— Start Dataset rows —
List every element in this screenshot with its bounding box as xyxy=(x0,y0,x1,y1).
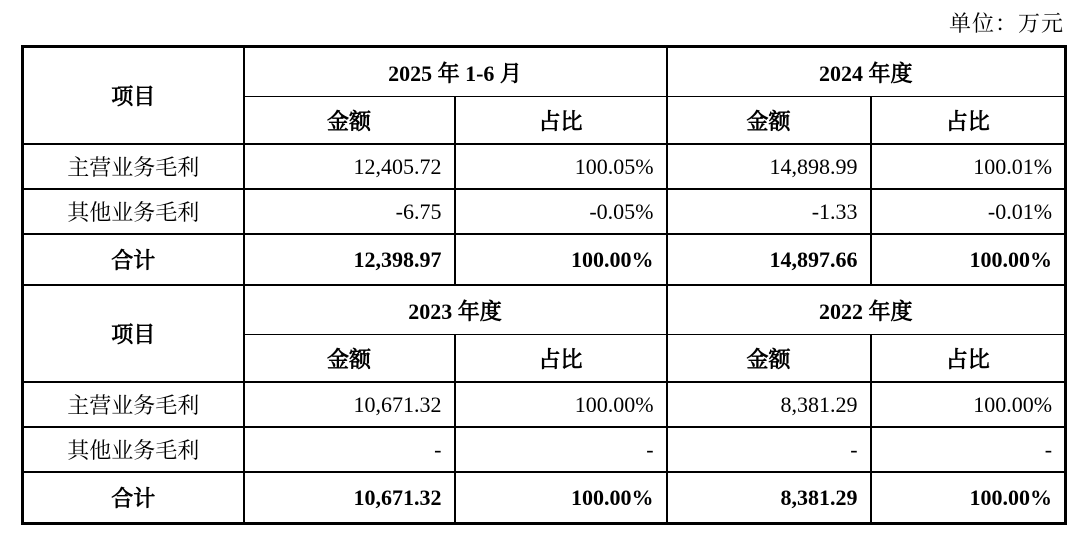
column-header-ratio: 占比 xyxy=(455,97,667,145)
row-label: 其他业务毛利 xyxy=(23,427,244,472)
table-cell: -0.05% xyxy=(455,189,667,234)
column-header-amount: 金额 xyxy=(244,97,455,145)
table-row-main-gross-profit xyxy=(23,382,1066,427)
table-cell: 100.00% xyxy=(871,234,1066,285)
table-cell: - xyxy=(667,427,871,472)
row-label-total: 合计 xyxy=(23,472,244,524)
table-cell: 12,398.97 xyxy=(244,234,455,285)
table-cell: 100.00% xyxy=(871,382,1066,427)
row-label: 主营业务毛利 xyxy=(23,382,244,427)
table-row-main-gross-profit xyxy=(23,144,1066,189)
row-label: 其他业务毛利 xyxy=(23,189,244,234)
table-cell: 14,898.99 xyxy=(667,144,871,189)
table-row-other-gross-profit xyxy=(23,189,1066,234)
unit-label: 单位：万元 xyxy=(948,11,1064,36)
column-header-ratio: 占比 xyxy=(871,335,1066,383)
table-cell: 100.00% xyxy=(455,382,667,427)
table-cell: - xyxy=(871,427,1066,472)
table-cell: -6.75 xyxy=(244,189,455,234)
table-row-total xyxy=(23,234,1066,285)
table-cell: 8,381.29 xyxy=(667,382,871,427)
table-cell: - xyxy=(455,427,667,472)
column-header-period-2023: 2023 年度 xyxy=(244,285,667,335)
table-cell: 100.00% xyxy=(871,472,1066,524)
column-header-ratio: 占比 xyxy=(455,335,667,383)
table-cell: 10,671.32 xyxy=(244,382,455,427)
table-cell: -0.01% xyxy=(871,189,1066,234)
table-cell: 14,897.66 xyxy=(667,234,871,285)
table-cell: 100.00% xyxy=(455,234,667,285)
header-row-periods-2 xyxy=(23,285,1066,335)
row-label: 主营业务毛利 xyxy=(23,144,244,189)
row-label-total: 合计 xyxy=(23,234,244,285)
column-header-period-2024: 2024 年度 xyxy=(667,47,1066,97)
table-cell: 100.00% xyxy=(455,472,667,524)
column-header-ratio: 占比 xyxy=(871,97,1066,145)
column-header-item: 项目 xyxy=(23,47,244,145)
table-cell: 100.01% xyxy=(871,144,1066,189)
column-header-period-2022: 2022 年度 xyxy=(667,285,1066,335)
table-cell: 100.05% xyxy=(455,144,667,189)
column-header-item: 项目 xyxy=(23,285,244,382)
gross-profit-table xyxy=(21,45,1067,525)
column-header-amount: 金额 xyxy=(667,335,871,383)
column-header-amount: 金额 xyxy=(667,97,871,145)
column-header-period-2025: 2025 年 1-6 月 xyxy=(244,47,667,97)
table-row-other-gross-profit xyxy=(23,427,1066,472)
table-cell: -1.33 xyxy=(667,189,871,234)
table-row-total xyxy=(23,472,1066,524)
table-cell: - xyxy=(244,427,455,472)
table-cell: 12,405.72 xyxy=(244,144,455,189)
header-row-periods-1 xyxy=(23,47,1066,97)
table-cell: 8,381.29 xyxy=(667,472,871,524)
table-cell: 10,671.32 xyxy=(244,472,455,524)
column-header-amount: 金额 xyxy=(244,335,455,383)
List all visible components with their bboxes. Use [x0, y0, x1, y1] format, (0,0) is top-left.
— End Dataset rows —
:: Required work ::
Copy out the rows above, replacing every "table-cell" with "data-cell" and leaving everything else unchanged. Leave out the pictures.

:: Expected answer ::
List every element in this screenshot with its bounding box as xyxy=(x0,y0,x1,y1).
column-header-ratio: 占比 xyxy=(455,97,667,145)
row-label: 其他业务毛利 xyxy=(23,427,244,472)
data-cell: -0.05% xyxy=(455,189,667,234)
column-header-amount: 金额 xyxy=(244,97,455,145)
table-row-main-gross-profit xyxy=(23,382,1066,427)
data-cell: 100.00% xyxy=(871,234,1066,285)
data-cell: - xyxy=(667,427,871,472)
row-label-total: 合计 xyxy=(23,472,244,524)
data-cell: 12,398.97 xyxy=(244,234,455,285)
data-cell: 100.00% xyxy=(871,382,1066,427)
row-label: 主营业务毛利 xyxy=(23,382,244,427)
table-row-main-gross-profit xyxy=(23,144,1066,189)
row-label: 其他业务毛利 xyxy=(23,189,244,234)
data-cell: 14,898.99 xyxy=(667,144,871,189)
table-row-other-gross-profit xyxy=(23,189,1066,234)
unit-label: 单位：万元 xyxy=(948,11,1064,36)
column-header-ratio: 占比 xyxy=(871,335,1066,383)
data-cell: 100.00% xyxy=(455,382,667,427)
data-cell: - xyxy=(871,427,1066,472)
data-cell: -6.75 xyxy=(244,189,455,234)
table-row-total xyxy=(23,234,1066,285)
data-cell: 8,381.29 xyxy=(667,382,871,427)
data-cell: - xyxy=(455,427,667,472)
column-header-period-2023: 2023 年度 xyxy=(244,285,667,335)
data-cell: 100.00% xyxy=(871,472,1066,524)
column-header-ratio: 占比 xyxy=(455,335,667,383)
data-cell: 10,671.32 xyxy=(244,382,455,427)
data-cell: -0.01% xyxy=(871,189,1066,234)
data-cell: 14,897.66 xyxy=(667,234,871,285)
data-cell: 100.00% xyxy=(455,234,667,285)
header-row-periods-2 xyxy=(23,285,1066,335)
row-label: 主营业务毛利 xyxy=(23,144,244,189)
row-label-total: 合计 xyxy=(23,234,244,285)
column-header-period-2024: 2024 年度 xyxy=(667,47,1066,97)
data-cell: 100.00% xyxy=(455,472,667,524)
column-header-ratio: 占比 xyxy=(871,97,1066,145)
column-header-item: 项目 xyxy=(23,47,244,145)
data-cell: 100.01% xyxy=(871,144,1066,189)
column-header-period-2022: 2022 年度 xyxy=(667,285,1066,335)
data-cell: 100.05% xyxy=(455,144,667,189)
column-header-item: 项目 xyxy=(23,285,244,382)
gross-profit-table xyxy=(21,45,1067,525)
column-header-amount: 金额 xyxy=(667,335,871,383)
column-header-amount: 金额 xyxy=(667,97,871,145)
column-header-period-2025: 2025 年 1-6 月 xyxy=(244,47,667,97)
table-row-other-gross-profit xyxy=(23,427,1066,472)
data-cell: -1.33 xyxy=(667,189,871,234)
table-row-total xyxy=(23,472,1066,524)
data-cell: - xyxy=(244,427,455,472)
data-cell: 12,405.72 xyxy=(244,144,455,189)
header-row-periods-1 xyxy=(23,47,1066,97)
data-cell: 8,381.29 xyxy=(667,472,871,524)
data-cell: 10,671.32 xyxy=(244,472,455,524)
column-header-amount: 金额 xyxy=(244,335,455,383)
List all visible components with their bboxes. Use [x0, y0, x1, y1] format, (0,0) is top-left.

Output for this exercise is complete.